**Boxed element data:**
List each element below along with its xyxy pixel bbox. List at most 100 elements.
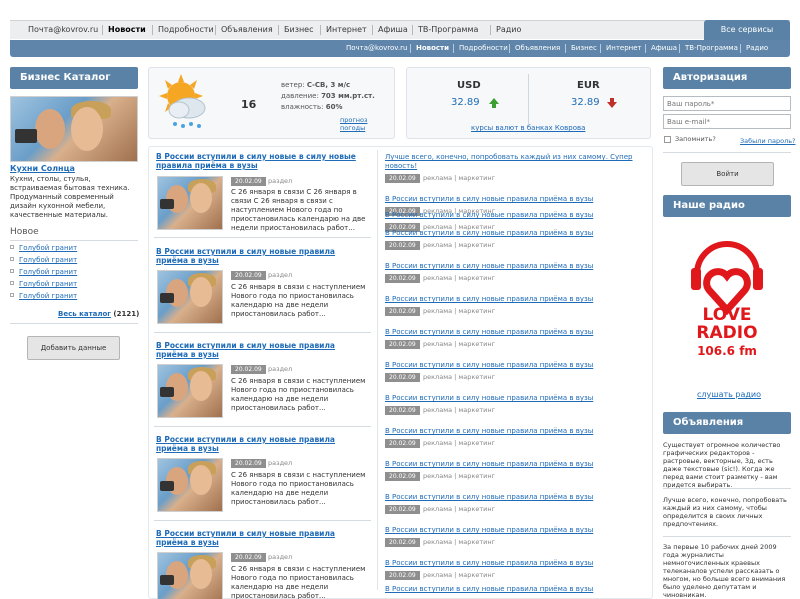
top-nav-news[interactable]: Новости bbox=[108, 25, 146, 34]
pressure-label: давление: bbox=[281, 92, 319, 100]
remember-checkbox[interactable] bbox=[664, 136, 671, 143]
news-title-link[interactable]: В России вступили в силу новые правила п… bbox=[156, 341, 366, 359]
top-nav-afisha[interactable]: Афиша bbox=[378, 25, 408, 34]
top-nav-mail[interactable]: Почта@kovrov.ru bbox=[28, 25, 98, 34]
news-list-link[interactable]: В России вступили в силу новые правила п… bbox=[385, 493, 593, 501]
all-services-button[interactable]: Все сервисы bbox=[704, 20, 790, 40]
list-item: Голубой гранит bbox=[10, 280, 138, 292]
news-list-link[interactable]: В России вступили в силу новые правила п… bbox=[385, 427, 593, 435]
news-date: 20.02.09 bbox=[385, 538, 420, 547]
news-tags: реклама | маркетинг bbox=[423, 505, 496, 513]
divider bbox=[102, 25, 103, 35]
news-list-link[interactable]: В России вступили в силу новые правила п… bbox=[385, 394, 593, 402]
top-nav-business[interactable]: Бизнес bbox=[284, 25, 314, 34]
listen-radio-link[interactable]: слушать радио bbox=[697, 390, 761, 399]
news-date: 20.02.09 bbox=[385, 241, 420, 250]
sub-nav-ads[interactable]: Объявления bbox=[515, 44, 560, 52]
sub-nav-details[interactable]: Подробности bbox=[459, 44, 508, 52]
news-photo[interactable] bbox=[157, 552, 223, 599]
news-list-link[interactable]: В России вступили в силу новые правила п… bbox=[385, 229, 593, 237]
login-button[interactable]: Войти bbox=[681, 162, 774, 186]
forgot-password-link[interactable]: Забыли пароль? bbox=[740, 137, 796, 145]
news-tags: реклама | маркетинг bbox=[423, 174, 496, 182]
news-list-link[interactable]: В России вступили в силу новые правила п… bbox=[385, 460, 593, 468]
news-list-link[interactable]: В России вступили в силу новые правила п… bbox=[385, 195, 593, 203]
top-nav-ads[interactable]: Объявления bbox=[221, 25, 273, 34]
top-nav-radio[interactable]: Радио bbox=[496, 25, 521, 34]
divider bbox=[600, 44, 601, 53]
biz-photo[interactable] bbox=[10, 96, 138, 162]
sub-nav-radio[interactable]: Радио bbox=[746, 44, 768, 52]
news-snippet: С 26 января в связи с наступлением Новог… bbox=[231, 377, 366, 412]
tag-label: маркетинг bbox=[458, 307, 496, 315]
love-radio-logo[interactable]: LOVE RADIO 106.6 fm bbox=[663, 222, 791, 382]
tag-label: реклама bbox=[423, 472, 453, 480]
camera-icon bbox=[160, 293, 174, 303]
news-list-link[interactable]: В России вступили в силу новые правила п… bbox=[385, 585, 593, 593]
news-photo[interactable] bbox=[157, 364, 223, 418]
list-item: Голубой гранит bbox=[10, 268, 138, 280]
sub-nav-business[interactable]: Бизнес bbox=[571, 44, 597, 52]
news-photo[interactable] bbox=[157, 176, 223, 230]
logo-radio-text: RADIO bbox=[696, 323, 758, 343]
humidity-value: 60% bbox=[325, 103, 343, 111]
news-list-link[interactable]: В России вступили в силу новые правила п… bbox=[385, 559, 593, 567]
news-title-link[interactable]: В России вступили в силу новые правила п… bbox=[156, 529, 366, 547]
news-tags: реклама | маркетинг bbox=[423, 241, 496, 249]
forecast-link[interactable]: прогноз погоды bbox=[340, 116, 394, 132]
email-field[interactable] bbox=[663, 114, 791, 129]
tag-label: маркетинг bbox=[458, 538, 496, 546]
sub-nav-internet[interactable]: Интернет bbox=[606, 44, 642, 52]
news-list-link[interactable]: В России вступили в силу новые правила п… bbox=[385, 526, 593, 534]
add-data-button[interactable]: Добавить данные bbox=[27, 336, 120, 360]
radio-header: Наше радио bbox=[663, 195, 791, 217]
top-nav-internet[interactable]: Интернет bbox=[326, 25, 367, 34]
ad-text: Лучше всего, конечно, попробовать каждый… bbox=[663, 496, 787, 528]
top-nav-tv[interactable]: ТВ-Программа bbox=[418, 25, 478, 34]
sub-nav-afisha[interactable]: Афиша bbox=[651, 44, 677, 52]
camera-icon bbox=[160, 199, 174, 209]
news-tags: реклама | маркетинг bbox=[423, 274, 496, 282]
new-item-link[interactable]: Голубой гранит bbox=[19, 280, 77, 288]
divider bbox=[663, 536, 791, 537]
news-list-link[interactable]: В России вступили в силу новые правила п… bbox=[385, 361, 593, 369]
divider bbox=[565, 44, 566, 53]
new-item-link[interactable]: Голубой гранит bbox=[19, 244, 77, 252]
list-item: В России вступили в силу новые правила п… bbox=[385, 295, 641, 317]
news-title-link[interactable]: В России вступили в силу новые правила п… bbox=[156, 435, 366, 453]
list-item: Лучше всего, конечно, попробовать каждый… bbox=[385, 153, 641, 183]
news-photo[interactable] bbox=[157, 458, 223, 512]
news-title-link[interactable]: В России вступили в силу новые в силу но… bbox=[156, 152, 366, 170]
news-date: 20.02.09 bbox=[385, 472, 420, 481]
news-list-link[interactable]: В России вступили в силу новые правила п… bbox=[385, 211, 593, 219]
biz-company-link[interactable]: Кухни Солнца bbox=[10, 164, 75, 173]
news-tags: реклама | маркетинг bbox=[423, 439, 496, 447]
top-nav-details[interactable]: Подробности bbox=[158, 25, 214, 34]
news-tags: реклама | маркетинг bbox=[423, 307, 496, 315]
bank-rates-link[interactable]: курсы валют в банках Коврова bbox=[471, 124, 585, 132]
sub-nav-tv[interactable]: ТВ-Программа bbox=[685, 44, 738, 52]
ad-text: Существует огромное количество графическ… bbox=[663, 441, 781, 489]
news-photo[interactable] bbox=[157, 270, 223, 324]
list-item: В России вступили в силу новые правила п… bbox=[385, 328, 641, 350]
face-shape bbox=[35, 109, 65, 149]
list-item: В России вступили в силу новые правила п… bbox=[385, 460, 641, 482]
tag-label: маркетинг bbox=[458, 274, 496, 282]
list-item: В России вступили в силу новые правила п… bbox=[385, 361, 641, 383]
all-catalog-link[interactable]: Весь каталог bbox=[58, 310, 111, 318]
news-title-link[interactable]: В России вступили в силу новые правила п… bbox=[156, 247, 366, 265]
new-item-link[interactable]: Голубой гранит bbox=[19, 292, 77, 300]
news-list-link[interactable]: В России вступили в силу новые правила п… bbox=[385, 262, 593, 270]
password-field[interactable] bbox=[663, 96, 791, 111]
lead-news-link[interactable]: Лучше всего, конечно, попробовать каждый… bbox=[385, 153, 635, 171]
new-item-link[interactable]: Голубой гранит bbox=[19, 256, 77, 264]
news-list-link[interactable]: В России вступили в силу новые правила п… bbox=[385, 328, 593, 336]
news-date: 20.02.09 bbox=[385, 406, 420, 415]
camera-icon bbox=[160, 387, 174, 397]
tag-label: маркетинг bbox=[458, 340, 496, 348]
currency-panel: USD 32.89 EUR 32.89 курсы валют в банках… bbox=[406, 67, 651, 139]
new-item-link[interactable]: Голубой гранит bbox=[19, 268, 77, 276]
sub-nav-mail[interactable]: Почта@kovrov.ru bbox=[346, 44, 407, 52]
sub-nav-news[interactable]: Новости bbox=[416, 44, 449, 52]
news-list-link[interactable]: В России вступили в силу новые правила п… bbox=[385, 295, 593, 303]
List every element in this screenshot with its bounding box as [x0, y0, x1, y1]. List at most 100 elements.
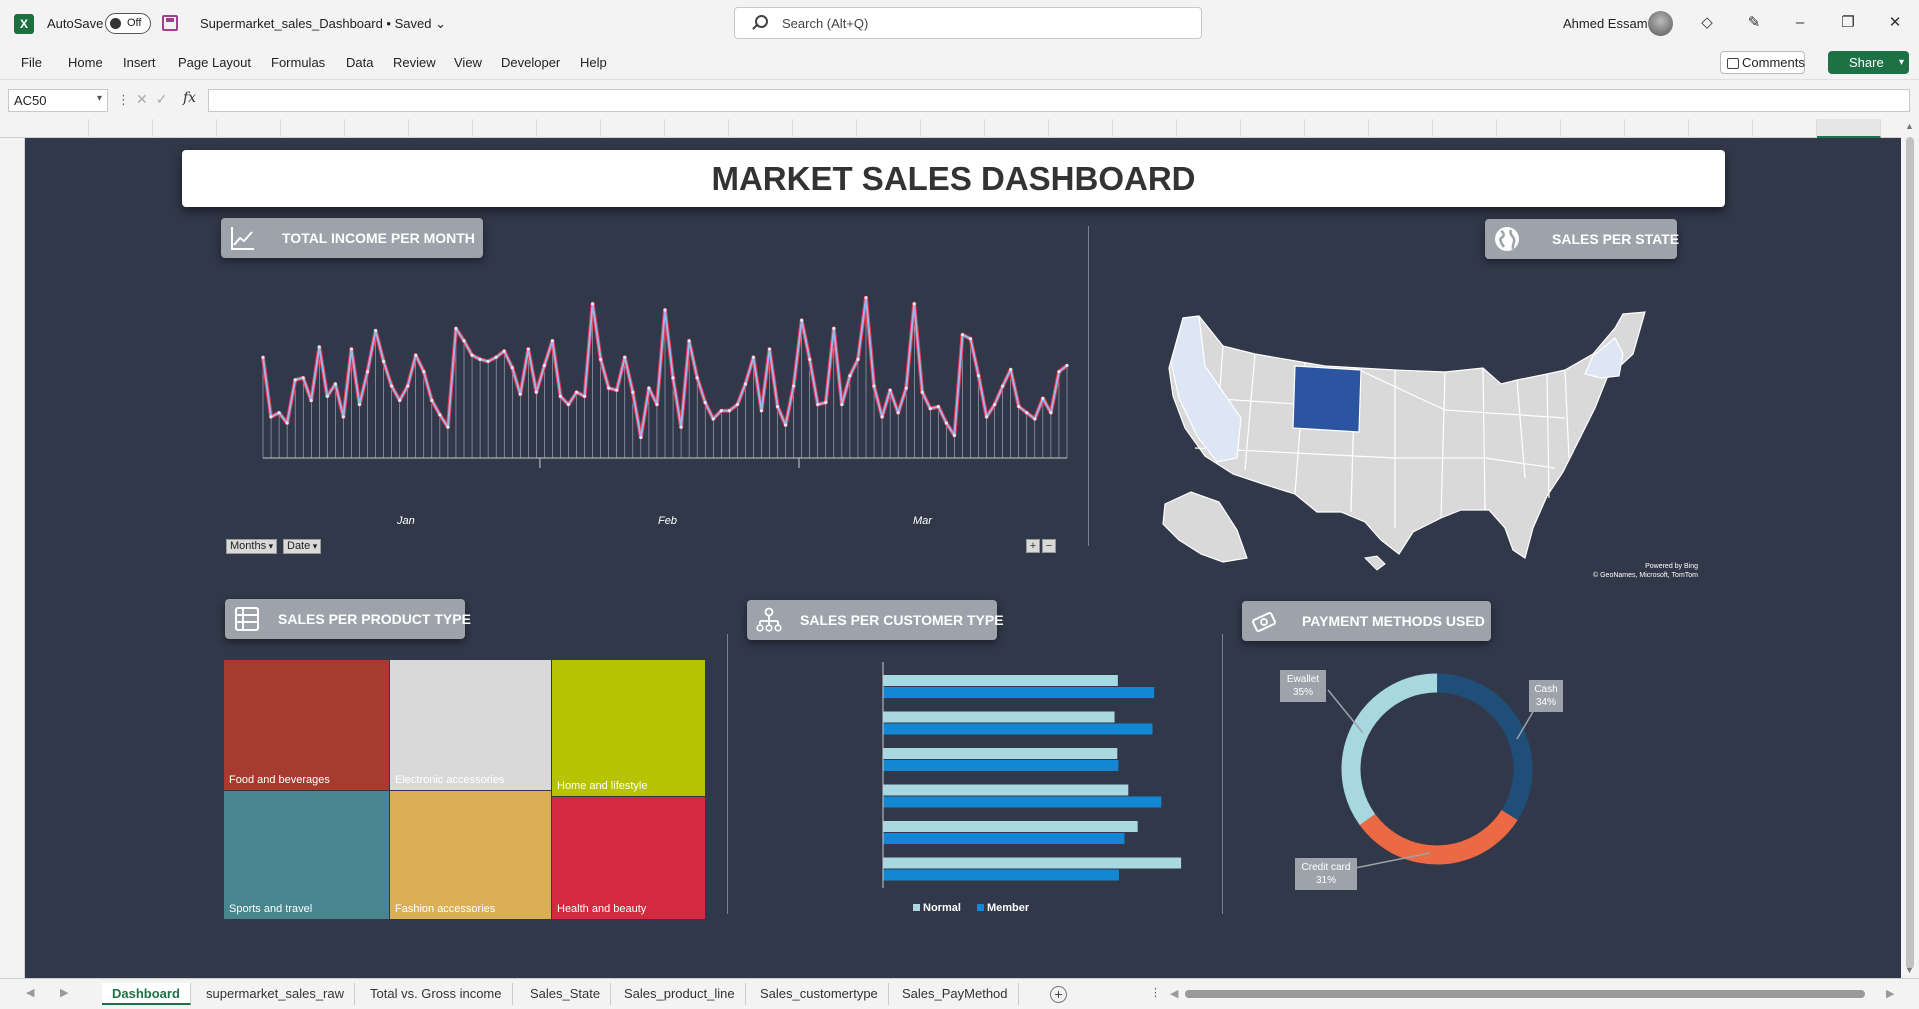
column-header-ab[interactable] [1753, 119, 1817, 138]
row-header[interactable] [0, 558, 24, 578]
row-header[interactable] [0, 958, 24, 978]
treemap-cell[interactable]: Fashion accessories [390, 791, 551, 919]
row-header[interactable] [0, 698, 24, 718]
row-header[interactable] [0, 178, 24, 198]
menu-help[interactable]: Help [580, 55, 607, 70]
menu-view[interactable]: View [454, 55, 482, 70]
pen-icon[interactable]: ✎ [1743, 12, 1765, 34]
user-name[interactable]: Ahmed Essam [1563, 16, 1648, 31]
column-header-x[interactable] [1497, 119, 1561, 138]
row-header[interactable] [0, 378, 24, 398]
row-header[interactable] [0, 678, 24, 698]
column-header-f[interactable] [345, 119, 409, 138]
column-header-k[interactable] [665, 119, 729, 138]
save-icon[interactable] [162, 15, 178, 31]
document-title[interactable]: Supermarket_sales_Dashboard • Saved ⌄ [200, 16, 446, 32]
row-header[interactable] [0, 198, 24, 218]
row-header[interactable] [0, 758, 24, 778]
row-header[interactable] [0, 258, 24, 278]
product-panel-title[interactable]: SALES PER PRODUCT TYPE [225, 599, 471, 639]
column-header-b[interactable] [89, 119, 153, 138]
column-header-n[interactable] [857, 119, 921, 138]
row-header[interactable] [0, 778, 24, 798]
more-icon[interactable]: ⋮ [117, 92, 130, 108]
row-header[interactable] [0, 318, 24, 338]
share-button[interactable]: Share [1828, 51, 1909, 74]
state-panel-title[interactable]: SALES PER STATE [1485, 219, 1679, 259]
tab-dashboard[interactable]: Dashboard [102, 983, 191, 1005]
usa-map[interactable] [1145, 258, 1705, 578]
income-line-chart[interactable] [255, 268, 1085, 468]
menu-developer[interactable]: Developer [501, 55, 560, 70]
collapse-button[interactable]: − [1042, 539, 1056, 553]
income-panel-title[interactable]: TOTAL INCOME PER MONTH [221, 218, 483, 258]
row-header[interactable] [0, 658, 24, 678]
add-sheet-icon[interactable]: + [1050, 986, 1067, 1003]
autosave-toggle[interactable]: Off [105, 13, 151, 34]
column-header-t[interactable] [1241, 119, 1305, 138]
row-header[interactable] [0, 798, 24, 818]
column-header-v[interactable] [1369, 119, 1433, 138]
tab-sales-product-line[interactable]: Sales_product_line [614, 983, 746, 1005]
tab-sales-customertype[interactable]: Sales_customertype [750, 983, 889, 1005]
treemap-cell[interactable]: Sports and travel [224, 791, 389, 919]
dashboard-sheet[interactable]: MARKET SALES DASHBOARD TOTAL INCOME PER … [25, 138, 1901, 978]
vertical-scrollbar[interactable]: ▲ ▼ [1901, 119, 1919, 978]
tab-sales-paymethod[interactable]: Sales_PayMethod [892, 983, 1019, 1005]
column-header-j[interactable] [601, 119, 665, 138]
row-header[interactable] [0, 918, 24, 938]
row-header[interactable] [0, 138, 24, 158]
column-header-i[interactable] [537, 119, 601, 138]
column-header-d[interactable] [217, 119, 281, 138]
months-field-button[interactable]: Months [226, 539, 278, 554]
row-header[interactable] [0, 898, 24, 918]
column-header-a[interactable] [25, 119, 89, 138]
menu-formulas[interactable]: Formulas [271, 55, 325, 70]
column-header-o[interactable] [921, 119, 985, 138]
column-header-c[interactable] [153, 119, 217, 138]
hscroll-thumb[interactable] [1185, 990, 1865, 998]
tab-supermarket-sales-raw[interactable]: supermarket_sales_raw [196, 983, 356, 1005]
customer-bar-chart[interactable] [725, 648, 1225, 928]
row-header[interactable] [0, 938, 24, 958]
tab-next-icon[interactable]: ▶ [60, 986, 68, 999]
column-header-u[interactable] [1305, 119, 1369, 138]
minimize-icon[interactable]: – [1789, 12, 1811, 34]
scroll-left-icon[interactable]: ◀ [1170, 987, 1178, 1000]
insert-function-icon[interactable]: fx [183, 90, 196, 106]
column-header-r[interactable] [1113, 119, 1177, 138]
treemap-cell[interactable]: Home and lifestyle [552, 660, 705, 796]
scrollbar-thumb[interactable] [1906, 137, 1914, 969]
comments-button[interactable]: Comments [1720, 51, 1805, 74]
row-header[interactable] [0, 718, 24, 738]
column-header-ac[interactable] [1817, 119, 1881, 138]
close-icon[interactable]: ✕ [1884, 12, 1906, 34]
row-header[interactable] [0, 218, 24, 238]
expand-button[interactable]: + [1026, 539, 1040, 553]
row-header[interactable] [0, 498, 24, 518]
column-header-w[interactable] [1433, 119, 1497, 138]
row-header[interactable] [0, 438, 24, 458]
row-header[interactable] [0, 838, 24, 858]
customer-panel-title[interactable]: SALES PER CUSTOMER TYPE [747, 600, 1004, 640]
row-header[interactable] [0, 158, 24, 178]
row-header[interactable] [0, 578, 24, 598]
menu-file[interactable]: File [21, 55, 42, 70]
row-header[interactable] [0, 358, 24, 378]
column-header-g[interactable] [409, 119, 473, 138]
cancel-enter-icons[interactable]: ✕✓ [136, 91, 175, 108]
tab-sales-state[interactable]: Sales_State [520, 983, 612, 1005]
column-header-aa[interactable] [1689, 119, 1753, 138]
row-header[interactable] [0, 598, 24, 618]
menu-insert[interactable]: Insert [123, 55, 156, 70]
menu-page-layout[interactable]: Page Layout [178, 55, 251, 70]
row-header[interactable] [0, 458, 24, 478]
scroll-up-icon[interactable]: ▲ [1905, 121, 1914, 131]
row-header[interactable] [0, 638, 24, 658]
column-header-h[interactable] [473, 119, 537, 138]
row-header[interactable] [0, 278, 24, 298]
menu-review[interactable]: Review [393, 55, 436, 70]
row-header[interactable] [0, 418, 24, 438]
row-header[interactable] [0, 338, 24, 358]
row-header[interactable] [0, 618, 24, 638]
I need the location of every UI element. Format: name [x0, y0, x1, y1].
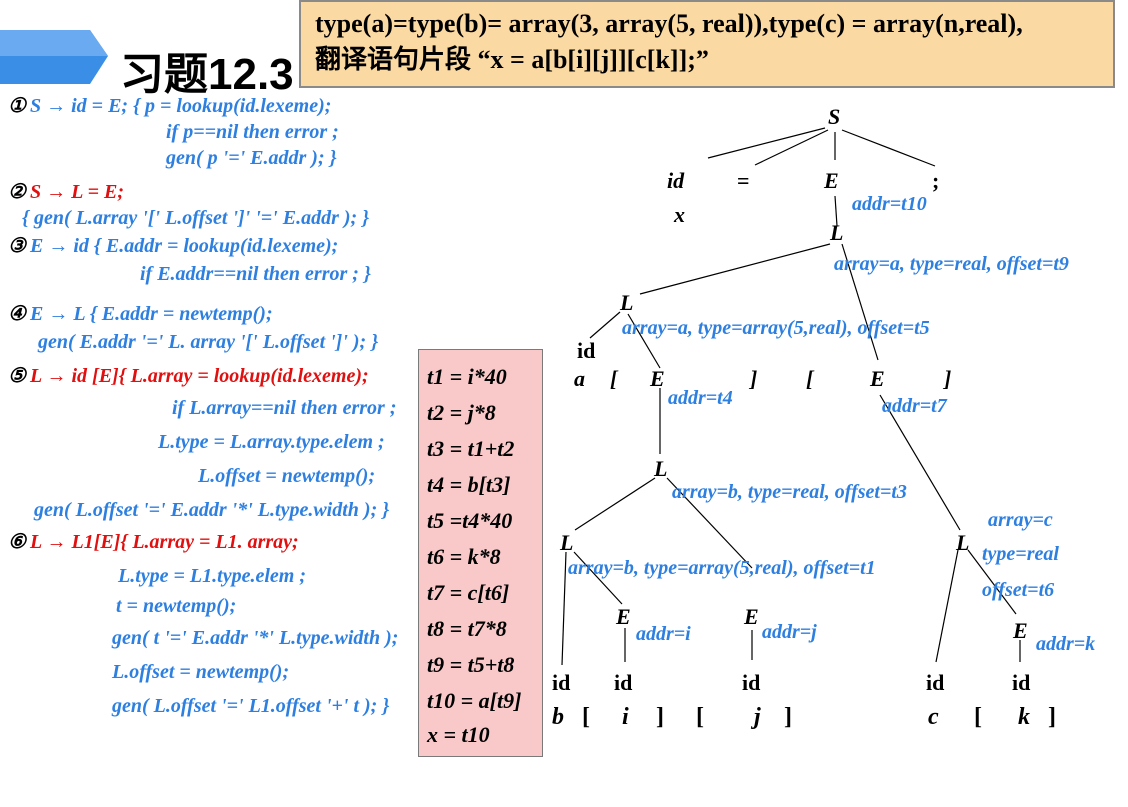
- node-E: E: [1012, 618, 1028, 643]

**Task to carry out:** Retype the data lines from the line containing "top-nav-news[interactable]: Новости bbox=[108, 25, 146, 34]" up to and including the line containing "divider bbox=[102, 25, 103, 35]". Keep every character unchanged.

**Solution to this task:**
top-nav-news[interactable]: Новости bbox=[108, 25, 146, 34]
pressure-label: давление: bbox=[281, 92, 319, 100]
remember-checkbox[interactable] bbox=[664, 136, 671, 143]
news-title-link[interactable]: В России вступили в силу новые правила п… bbox=[156, 341, 366, 359]
top-nav-afisha[interactable]: Афиша bbox=[378, 25, 408, 34]
top-nav-mail[interactable]: Почта@kovrov.ru bbox=[28, 25, 98, 34]
news-list-link[interactable]: В России вступили в силу новые правила п… bbox=[385, 493, 593, 501]
all-services-button[interactable]: Все сервисы bbox=[704, 20, 790, 40]
list-item: Голубой гранит bbox=[10, 280, 138, 292]
news-list-link[interactable]: В России вступили в силу новые правила п… bbox=[385, 427, 593, 435]
news-date: 20.02.09 bbox=[385, 538, 420, 547]
news-tags: реклама | маркетинг bbox=[423, 505, 496, 513]
divider bbox=[102, 25, 103, 35]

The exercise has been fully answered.